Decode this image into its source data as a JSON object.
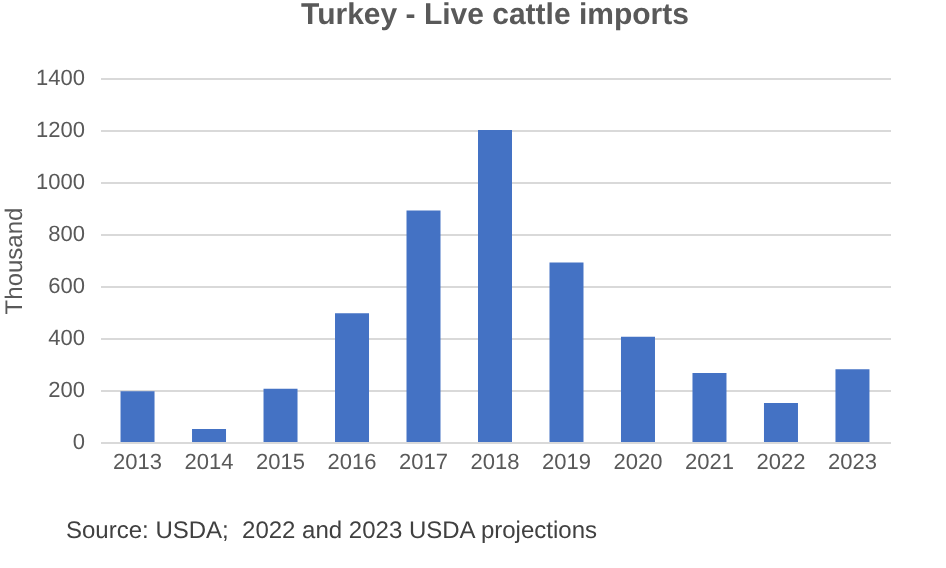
{
  "chart_data": {
    "type": "bar",
    "title": "Turkey - Live cattle imports",
    "ylabel": "Thousand",
    "categories": [
      "2013",
      "2014",
      "2015",
      "2016",
      "2017",
      "2018",
      "2019",
      "2020",
      "2021",
      "2022",
      "2023"
    ],
    "values": [
      195,
      50,
      205,
      495,
      890,
      1200,
      690,
      405,
      265,
      150,
      280
    ],
    "color": "#4472c4",
    "ylim": [
      0,
      1400
    ],
    "yticks": [
      0,
      200,
      400,
      600,
      800,
      1000,
      1200,
      1400
    ],
    "grid": "y",
    "annotations": [
      "Source: USDA;  2022 and 2023 USDA projections"
    ]
  }
}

[WRITTEN EXERCISE] Your task is to set down the records shown above exactly, minus any pictures.

[RESULT]
Decode this image into its source data as a JSON object.
{
  "chart_data": {
    "type": "bar",
    "title": "Turkey - Live cattle imports",
    "ylabel": "Thousand",
    "categories": [
      "2013",
      "2014",
      "2015",
      "2016",
      "2017",
      "2018",
      "2019",
      "2020",
      "2021",
      "2022",
      "2023"
    ],
    "values": [
      195,
      50,
      205,
      495,
      890,
      1200,
      690,
      405,
      265,
      150,
      280
    ],
    "color": "#4472c4",
    "ylim": [
      0,
      1400
    ],
    "yticks": [
      0,
      200,
      400,
      600,
      800,
      1000,
      1200,
      1400
    ],
    "grid": "y",
    "annotations": [
      "Source: USDA;  2022 and 2023 USDA projections"
    ]
  }
}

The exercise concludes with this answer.